EXERCISE DATA:
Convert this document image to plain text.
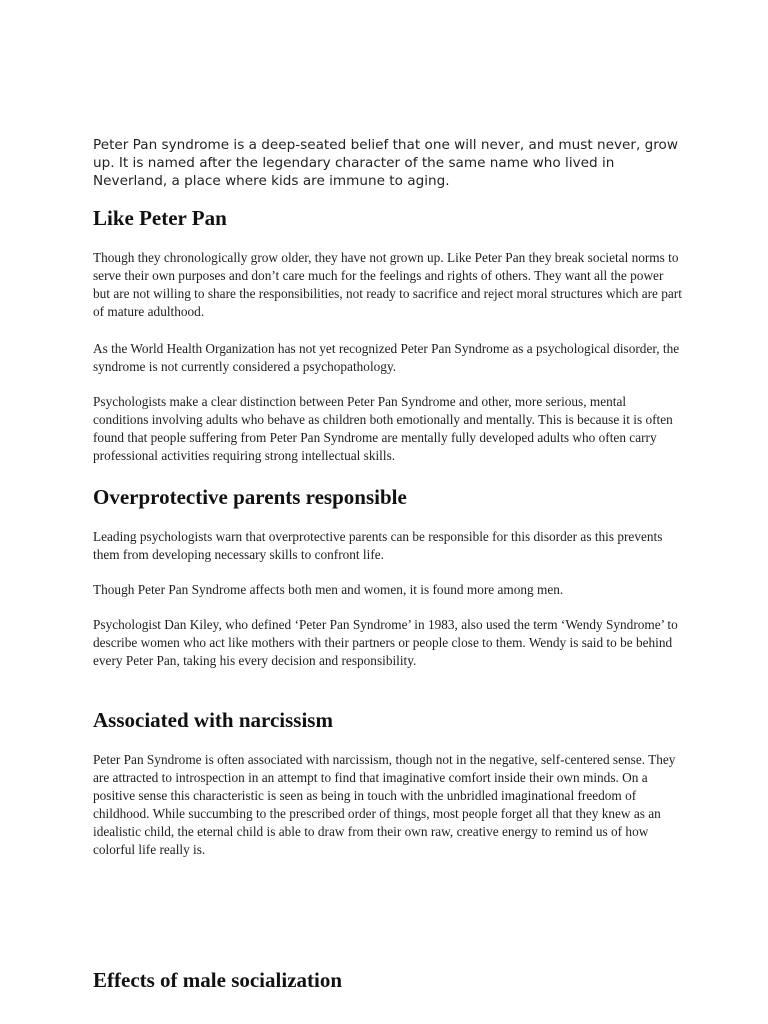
Peter Pan syndrome is a deep-seated belief that one will never, and must never, grow up. It is named after the legendary character of the same name who lived in Neverland, a place where kids are immune to aging.

Like Peter Pan

Though they chronologically grow older, they have not grown up. Like Peter Pan they break societal norms to serve their own purposes and don’t care much for the feelings and rights of others. They want all the power but are not willing to share the responsibilities, not ready to sacrifice and reject moral structures which are part of mature adulthood.

As the World Health Organization has not yet recognized Peter Pan Syndrome as a psychological disorder, the syndrome is not currently considered a psychopathology.

Psychologists make a clear distinction between Peter Pan Syndrome and other, more serious, mental conditions involving adults who behave as children both emotionally and mentally. This is because it is often found that people suffering from Peter Pan Syndrome are mentally fully developed adults who often carry professional activities requiring strong intellectual skills.

Overprotective parents responsible

Leading psychologists warn that overprotective parents can be responsible for this disorder as this prevents them from developing necessary skills to confront life.

Though Peter Pan Syndrome affects both men and women, it is found more among men.

Psychologist Dan Kiley, who defined ‘Peter Pan Syndrome’ in 1983, also used the term ‘Wendy Syndrome’ to describe women who act like mothers with their partners or people close to them. Wendy is said to be behind every Peter Pan, taking his every decision and responsibility.

Associated with narcissism

Peter Pan Syndrome is often associated with narcissism, though not in the negative, self-centered sense. They are attracted to introspection in an attempt to find that imaginative comfort inside their own minds. On a positive sense this characteristic is seen as being in touch with the unbridled imaginational freedom of childhood. While succumbing to the prescribed order of things, most people forget all that they knew as an idealistic child, the eternal child is able to draw from their own raw, creative energy to remind us of how colorful life really is.

Effects of male socialization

TASK PROMPT: Give back each entry exactly as it appears, with no pictures.

CORRECT RESULT:
Convert this document image to plain text.
Peter Pan syndrome is a deep-seated belief that one will never, and must never, grow up. It is named after the legendary character of the same name who lived in Neverland, a place where kids are immune to aging.

Like Peter Pan

Though they chronologically grow older, they have not grown up. Like Peter Pan they break societal norms to serve their own purposes and don’t care much for the feelings and rights of others. They want all the power but are not willing to share the responsibilities, not ready to sacrifice and reject moral structures which are part of mature adulthood.

As the World Health Organization has not yet recognized Peter Pan Syndrome as a psychological disorder, the syndrome is not currently considered a psychopathology.

Psychologists make a clear distinction between Peter Pan Syndrome and other, more serious, mental conditions involving adults who behave as children both emotionally and mentally. This is because it is often found that people suffering from Peter Pan Syndrome are mentally fully developed adults who often carry professional activities requiring strong intellectual skills.

Overprotective parents responsible

Leading psychologists warn that overprotective parents can be responsible for this disorder as this prevents them from developing necessary skills to confront life.

Though Peter Pan Syndrome affects both men and women, it is found more among men.

Psychologist Dan Kiley, who defined ‘Peter Pan Syndrome’ in 1983, also used the term ‘Wendy Syndrome’ to describe women who act like mothers with their partners or people close to them. Wendy is said to be behind every Peter Pan, taking his every decision and responsibility.

Associated with narcissism

Peter Pan Syndrome is often associated with narcissism, though not in the negative, self-centered sense. They are attracted to introspection in an attempt to find that imaginative comfort inside their own minds. On a positive sense this characteristic is seen as being in touch with the unbridled imaginational freedom of childhood. While succumbing to the prescribed order of things, most people forget all that they knew as an idealistic child, the eternal child is able to draw from their own raw, creative energy to remind us of how colorful life really is.

Effects of male socialization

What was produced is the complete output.